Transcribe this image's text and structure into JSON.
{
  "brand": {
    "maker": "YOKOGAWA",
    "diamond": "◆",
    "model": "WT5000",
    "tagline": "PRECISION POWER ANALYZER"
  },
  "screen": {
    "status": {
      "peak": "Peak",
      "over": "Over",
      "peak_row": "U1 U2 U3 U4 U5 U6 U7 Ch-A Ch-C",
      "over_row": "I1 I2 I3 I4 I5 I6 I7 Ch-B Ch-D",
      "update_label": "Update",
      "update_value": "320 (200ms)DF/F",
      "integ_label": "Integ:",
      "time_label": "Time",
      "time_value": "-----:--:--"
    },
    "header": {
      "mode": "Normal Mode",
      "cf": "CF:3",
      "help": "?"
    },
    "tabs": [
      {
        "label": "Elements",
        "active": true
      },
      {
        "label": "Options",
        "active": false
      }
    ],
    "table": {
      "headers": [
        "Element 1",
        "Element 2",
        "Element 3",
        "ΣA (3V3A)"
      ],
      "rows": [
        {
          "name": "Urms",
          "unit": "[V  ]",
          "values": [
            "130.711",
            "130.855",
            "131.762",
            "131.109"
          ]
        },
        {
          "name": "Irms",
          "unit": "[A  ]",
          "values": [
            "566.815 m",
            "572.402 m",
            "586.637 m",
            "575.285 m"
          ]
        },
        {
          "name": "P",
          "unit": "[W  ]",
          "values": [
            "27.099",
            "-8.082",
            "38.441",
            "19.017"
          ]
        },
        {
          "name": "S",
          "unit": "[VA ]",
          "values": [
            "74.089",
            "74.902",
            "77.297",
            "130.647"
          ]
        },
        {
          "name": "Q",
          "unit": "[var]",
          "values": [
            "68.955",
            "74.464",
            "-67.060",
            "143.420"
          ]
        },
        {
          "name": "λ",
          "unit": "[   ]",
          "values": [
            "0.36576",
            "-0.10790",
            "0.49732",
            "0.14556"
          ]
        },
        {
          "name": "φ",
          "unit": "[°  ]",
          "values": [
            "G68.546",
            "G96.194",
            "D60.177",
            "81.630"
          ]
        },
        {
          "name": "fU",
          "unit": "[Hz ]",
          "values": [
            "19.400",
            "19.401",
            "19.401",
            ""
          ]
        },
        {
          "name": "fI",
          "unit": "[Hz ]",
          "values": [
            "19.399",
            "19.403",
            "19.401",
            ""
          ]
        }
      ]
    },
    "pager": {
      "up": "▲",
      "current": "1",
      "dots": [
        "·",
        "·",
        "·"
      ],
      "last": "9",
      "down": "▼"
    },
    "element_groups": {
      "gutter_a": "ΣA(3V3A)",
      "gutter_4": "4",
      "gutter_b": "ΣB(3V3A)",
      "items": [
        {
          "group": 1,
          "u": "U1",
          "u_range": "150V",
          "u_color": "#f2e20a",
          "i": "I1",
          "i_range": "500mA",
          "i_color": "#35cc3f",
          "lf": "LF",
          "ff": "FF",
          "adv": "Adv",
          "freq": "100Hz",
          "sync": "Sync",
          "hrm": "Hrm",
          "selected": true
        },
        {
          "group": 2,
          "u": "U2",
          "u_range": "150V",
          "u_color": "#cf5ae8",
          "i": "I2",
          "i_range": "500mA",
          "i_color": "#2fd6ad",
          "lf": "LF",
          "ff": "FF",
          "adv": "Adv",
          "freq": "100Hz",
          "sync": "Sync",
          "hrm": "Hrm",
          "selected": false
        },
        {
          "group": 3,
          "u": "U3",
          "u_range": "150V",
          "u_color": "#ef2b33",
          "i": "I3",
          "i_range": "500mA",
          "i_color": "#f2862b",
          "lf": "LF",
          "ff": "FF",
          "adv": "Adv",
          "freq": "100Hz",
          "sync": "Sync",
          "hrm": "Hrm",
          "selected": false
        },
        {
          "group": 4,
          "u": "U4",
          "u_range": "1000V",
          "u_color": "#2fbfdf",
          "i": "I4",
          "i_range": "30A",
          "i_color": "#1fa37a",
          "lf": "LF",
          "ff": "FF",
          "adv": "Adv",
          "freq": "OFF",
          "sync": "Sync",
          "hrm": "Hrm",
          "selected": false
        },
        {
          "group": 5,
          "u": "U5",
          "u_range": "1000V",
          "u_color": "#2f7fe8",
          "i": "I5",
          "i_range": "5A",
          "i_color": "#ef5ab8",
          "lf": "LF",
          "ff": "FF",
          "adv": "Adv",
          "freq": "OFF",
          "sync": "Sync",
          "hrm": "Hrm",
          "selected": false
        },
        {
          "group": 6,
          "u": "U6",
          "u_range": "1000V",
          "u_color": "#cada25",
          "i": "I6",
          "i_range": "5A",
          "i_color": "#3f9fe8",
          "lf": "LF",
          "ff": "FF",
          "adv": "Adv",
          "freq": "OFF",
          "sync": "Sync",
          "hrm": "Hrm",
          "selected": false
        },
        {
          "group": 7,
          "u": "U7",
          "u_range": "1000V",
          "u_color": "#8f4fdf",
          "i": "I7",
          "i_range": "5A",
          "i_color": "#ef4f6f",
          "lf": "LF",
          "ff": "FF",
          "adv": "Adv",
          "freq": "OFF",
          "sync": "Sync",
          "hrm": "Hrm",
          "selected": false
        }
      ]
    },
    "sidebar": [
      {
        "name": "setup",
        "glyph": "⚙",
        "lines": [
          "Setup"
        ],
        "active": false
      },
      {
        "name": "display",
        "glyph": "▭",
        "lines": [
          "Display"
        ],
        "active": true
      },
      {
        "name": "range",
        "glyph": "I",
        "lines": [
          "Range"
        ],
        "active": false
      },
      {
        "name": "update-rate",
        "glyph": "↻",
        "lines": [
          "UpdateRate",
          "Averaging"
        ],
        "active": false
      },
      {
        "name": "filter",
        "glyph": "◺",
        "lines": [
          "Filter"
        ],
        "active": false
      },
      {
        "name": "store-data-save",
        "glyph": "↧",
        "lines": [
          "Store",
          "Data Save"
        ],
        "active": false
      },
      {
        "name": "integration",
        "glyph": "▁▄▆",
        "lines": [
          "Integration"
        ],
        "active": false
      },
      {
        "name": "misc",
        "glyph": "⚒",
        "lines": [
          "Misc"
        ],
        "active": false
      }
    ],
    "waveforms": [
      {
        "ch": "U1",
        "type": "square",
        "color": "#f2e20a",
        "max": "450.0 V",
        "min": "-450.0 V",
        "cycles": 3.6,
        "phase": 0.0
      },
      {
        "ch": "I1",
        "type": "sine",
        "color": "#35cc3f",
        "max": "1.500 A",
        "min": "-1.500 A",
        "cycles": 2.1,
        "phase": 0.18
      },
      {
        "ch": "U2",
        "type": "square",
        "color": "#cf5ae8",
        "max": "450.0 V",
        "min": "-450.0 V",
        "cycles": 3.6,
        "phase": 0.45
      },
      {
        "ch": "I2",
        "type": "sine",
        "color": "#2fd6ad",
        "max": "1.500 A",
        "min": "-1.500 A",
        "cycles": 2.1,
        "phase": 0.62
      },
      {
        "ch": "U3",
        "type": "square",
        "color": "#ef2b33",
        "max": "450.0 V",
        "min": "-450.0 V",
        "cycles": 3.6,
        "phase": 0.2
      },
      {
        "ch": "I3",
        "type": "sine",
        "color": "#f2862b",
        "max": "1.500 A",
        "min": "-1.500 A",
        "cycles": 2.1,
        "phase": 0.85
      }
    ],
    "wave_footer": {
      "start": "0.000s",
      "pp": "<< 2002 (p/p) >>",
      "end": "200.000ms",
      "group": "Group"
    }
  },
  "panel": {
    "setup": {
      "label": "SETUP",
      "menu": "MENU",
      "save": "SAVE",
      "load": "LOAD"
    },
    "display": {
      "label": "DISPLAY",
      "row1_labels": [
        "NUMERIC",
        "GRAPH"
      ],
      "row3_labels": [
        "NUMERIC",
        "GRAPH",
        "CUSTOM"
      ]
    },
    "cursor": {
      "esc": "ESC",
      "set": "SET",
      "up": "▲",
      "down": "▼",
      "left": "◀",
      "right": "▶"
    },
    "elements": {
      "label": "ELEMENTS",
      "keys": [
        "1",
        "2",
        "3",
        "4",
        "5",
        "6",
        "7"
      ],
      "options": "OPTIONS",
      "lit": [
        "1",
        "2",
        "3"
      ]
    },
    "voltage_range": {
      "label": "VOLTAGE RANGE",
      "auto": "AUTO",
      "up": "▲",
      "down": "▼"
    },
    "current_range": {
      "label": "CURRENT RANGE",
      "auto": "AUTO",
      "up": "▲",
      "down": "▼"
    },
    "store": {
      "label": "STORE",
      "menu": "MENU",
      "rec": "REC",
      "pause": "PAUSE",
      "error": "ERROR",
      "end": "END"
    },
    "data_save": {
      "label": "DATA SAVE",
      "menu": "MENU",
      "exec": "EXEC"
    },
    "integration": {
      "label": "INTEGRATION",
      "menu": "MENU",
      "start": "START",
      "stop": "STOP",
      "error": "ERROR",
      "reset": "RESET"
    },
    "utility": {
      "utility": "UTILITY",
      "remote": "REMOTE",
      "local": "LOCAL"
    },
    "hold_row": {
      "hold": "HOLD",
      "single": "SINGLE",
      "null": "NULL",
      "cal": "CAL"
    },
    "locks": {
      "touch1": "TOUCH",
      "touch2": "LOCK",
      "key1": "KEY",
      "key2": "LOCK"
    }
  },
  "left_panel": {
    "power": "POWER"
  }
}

### Exercise goal
Determine how many lines in the data above contain the string "POWER". Give nothing except the number.

### Reply to the task
2